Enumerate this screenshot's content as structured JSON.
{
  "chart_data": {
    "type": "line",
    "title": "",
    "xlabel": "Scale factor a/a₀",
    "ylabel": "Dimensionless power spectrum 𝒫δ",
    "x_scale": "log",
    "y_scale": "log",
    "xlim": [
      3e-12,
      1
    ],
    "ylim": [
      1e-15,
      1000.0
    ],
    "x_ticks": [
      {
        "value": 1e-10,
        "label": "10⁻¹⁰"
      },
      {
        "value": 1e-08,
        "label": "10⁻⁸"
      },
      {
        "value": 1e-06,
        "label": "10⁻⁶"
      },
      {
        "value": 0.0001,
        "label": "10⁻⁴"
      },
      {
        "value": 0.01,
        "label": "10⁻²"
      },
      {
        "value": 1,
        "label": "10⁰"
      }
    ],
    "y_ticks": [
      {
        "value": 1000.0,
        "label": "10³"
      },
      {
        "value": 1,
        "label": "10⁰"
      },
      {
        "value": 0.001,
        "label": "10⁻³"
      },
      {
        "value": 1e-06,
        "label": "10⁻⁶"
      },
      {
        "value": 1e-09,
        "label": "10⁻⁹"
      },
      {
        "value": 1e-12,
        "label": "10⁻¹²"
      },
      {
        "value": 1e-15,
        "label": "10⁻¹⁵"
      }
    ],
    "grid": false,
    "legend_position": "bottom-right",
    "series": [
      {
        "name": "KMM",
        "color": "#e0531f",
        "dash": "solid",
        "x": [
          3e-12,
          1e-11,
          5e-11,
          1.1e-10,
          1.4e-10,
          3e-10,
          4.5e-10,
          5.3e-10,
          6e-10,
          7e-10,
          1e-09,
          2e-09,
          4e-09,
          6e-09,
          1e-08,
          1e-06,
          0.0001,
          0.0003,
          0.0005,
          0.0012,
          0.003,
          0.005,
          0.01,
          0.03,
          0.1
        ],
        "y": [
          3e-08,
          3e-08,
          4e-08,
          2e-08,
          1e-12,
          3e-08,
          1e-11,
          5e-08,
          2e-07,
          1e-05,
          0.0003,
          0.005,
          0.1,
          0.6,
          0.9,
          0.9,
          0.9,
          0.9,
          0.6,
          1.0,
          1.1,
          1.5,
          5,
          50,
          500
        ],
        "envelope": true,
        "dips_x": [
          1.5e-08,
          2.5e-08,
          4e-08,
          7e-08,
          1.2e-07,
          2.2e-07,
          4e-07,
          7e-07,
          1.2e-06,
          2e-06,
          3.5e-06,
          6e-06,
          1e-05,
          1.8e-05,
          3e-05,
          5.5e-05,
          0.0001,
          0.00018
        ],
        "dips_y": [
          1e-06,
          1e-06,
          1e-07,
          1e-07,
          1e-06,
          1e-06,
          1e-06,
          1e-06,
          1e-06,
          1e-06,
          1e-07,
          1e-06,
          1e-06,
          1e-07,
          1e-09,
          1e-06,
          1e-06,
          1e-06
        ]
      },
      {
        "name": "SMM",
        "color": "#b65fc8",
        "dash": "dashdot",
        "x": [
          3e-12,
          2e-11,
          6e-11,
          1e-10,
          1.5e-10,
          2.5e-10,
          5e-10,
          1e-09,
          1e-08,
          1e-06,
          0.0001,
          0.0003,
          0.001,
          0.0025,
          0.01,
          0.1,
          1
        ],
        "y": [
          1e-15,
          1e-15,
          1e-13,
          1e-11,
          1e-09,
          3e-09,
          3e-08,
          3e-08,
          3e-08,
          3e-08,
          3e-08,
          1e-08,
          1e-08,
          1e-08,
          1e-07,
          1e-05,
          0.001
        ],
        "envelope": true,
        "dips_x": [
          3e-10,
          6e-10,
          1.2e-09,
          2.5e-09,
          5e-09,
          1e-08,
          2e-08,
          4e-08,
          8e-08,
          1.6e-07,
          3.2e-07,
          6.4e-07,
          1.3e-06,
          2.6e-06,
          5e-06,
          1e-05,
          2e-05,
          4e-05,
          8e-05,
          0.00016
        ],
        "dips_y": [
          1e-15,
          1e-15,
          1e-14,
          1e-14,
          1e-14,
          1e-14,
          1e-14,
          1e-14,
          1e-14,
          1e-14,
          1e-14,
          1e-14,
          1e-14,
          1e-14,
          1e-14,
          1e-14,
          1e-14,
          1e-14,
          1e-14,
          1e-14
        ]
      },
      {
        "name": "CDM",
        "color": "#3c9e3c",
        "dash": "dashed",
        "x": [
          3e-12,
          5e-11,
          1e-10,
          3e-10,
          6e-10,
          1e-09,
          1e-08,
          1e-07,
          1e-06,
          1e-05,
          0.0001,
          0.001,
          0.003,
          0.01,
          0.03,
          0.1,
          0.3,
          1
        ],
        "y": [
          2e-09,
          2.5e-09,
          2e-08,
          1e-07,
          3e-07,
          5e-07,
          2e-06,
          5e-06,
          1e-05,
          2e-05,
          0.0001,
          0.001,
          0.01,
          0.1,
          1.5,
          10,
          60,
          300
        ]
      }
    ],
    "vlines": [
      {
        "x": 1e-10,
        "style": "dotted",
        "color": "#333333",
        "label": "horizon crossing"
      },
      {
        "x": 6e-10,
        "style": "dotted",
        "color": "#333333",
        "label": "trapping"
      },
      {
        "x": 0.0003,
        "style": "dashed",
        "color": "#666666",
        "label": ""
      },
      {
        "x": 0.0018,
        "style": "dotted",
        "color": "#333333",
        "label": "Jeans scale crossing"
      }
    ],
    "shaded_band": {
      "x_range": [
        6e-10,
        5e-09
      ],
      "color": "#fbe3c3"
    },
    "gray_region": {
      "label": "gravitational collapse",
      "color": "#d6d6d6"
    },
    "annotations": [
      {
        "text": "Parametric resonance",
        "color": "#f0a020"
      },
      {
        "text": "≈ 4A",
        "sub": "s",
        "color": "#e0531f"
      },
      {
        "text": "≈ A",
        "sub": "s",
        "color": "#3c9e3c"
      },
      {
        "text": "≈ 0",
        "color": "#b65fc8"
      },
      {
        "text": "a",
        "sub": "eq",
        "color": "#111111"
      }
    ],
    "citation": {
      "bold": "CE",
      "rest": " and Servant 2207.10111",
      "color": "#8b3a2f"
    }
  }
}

• • • • • • •

Extract each line of the listing above, copying it word for word.

ANSWER TO THIS TASK:
Enumerate this screenshot's content as structured JSON.
{
  "chart_data": {
    "type": "line",
    "title": "",
    "xlabel": "Scale factor a/a₀",
    "ylabel": "Dimensionless power spectrum 𝒫δ",
    "x_scale": "log",
    "y_scale": "log",
    "xlim": [
      3e-12,
      1
    ],
    "ylim": [
      1e-15,
      1000.0
    ],
    "x_ticks": [
      {
        "value": 1e-10,
        "label": "10⁻¹⁰"
      },
      {
        "value": 1e-08,
        "label": "10⁻⁸"
      },
      {
        "value": 1e-06,
        "label": "10⁻⁶"
      },
      {
        "value": 0.0001,
        "label": "10⁻⁴"
      },
      {
        "value": 0.01,
        "label": "10⁻²"
      },
      {
        "value": 1,
        "label": "10⁰"
      }
    ],
    "y_ticks": [
      {
        "value": 1000.0,
        "label": "10³"
      },
      {
        "value": 1,
        "label": "10⁰"
      },
      {
        "value": 0.001,
        "label": "10⁻³"
      },
      {
        "value": 1e-06,
        "label": "10⁻⁶"
      },
      {
        "value": 1e-09,
        "label": "10⁻⁹"
      },
      {
        "value": 1e-12,
        "label": "10⁻¹²"
      },
      {
        "value": 1e-15,
        "label": "10⁻¹⁵"
      }
    ],
    "grid": false,
    "legend_position": "bottom-right",
    "series": [
      {
        "name": "KMM",
        "color": "#e0531f",
        "dash": "solid",
        "x": [
          3e-12,
          1e-11,
          5e-11,
          1.1e-10,
          1.4e-10,
          3e-10,
          4.5e-10,
          5.3e-10,
          6e-10,
          7e-10,
          1e-09,
          2e-09,
          4e-09,
          6e-09,
          1e-08,
          1e-06,
          0.0001,
          0.0003,
          0.0005,
          0.0012,
          0.003,
          0.005,
          0.01,
          0.03,
          0.1
        ],
        "y": [
          3e-08,
          3e-08,
          4e-08,
          2e-08,
          1e-12,
          3e-08,
          1e-11,
          5e-08,
          2e-07,
          1e-05,
          0.0003,
          0.005,
          0.1,
          0.6,
          0.9,
          0.9,
          0.9,
          0.9,
          0.6,
          1.0,
          1.1,
          1.5,
          5,
          50,
          500
        ],
        "envelope": true,
        "dips_x": [
          1.5e-08,
          2.5e-08,
          4e-08,
          7e-08,
          1.2e-07,
          2.2e-07,
          4e-07,
          7e-07,
          1.2e-06,
          2e-06,
          3.5e-06,
          6e-06,
          1e-05,
          1.8e-05,
          3e-05,
          5.5e-05,
          0.0001,
          0.00018
        ],
        "dips_y": [
          1e-06,
          1e-06,
          1e-07,
          1e-07,
          1e-06,
          1e-06,
          1e-06,
          1e-06,
          1e-06,
          1e-06,
          1e-07,
          1e-06,
          1e-06,
          1e-07,
          1e-09,
          1e-06,
          1e-06,
          1e-06
        ]
      },
      {
        "name": "SMM",
        "color": "#b65fc8",
        "dash": "dashdot",
        "x": [
          3e-12,
          2e-11,
          6e-11,
          1e-10,
          1.5e-10,
          2.5e-10,
          5e-10,
          1e-09,
          1e-08,
          1e-06,
          0.0001,
          0.0003,
          0.001,
          0.0025,
          0.01,
          0.1,
          1
        ],
        "y": [
          1e-15,
          1e-15,
          1e-13,
          1e-11,
          1e-09,
          3e-09,
          3e-08,
          3e-08,
          3e-08,
          3e-08,
          3e-08,
          1e-08,
          1e-08,
          1e-08,
          1e-07,
          1e-05,
          0.001
        ],
        "envelope": true,
        "dips_x": [
          3e-10,
          6e-10,
          1.2e-09,
          2.5e-09,
          5e-09,
          1e-08,
          2e-08,
          4e-08,
          8e-08,
          1.6e-07,
          3.2e-07,
          6.4e-07,
          1.3e-06,
          2.6e-06,
          5e-06,
          1e-05,
          2e-05,
          4e-05,
          8e-05,
          0.00016
        ],
        "dips_y": [
          1e-15,
          1e-15,
          1e-14,
          1e-14,
          1e-14,
          1e-14,
          1e-14,
          1e-14,
          1e-14,
          1e-14,
          1e-14,
          1e-14,
          1e-14,
          1e-14,
          1e-14,
          1e-14,
          1e-14,
          1e-14,
          1e-14,
          1e-14
        ]
      },
      {
        "name": "CDM",
        "color": "#3c9e3c",
        "dash": "dashed",
        "x": [
          3e-12,
          5e-11,
          1e-10,
          3e-10,
          6e-10,
          1e-09,
          1e-08,
          1e-07,
          1e-06,
          1e-05,
          0.0001,
          0.001,
          0.003,
          0.01,
          0.03,
          0.1,
          0.3,
          1
        ],
        "y": [
          2e-09,
          2.5e-09,
          2e-08,
          1e-07,
          3e-07,
          5e-07,
          2e-06,
          5e-06,
          1e-05,
          2e-05,
          0.0001,
          0.001,
          0.01,
          0.1,
          1.5,
          10,
          60,
          300
        ]
      }
    ],
    "vlines": [
      {
        "x": 1e-10,
        "style": "dotted",
        "color": "#333333",
        "label": "horizon crossing"
      },
      {
        "x": 6e-10,
        "style": "dotted",
        "color": "#333333",
        "label": "trapping"
      },
      {
        "x": 0.0003,
        "style": "dashed",
        "color": "#666666",
        "label": ""
      },
      {
        "x": 0.0018,
        "style": "dotted",
        "color": "#333333",
        "label": "Jeans scale crossing"
      }
    ],
    "shaded_band": {
      "x_range": [
        6e-10,
        5e-09
      ],
      "color": "#fbe3c3"
    },
    "gray_region": {
      "label": "gravitational collapse",
      "color": "#d6d6d6"
    },
    "annotations": [
      {
        "text": "Parametric resonance",
        "color": "#f0a020"
      },
      {
        "text": "≈ 4A",
        "sub": "s",
        "color": "#e0531f"
      },
      {
        "text": "≈ A",
        "sub": "s",
        "color": "#3c9e3c"
      },
      {
        "text": "≈ 0",
        "color": "#b65fc8"
      },
      {
        "text": "a",
        "sub": "eq",
        "color": "#111111"
      }
    ],
    "citation": {
      "bold": "CE",
      "rest": " and Servant 2207.10111",
      "color": "#8b3a2f"
    }
  }
}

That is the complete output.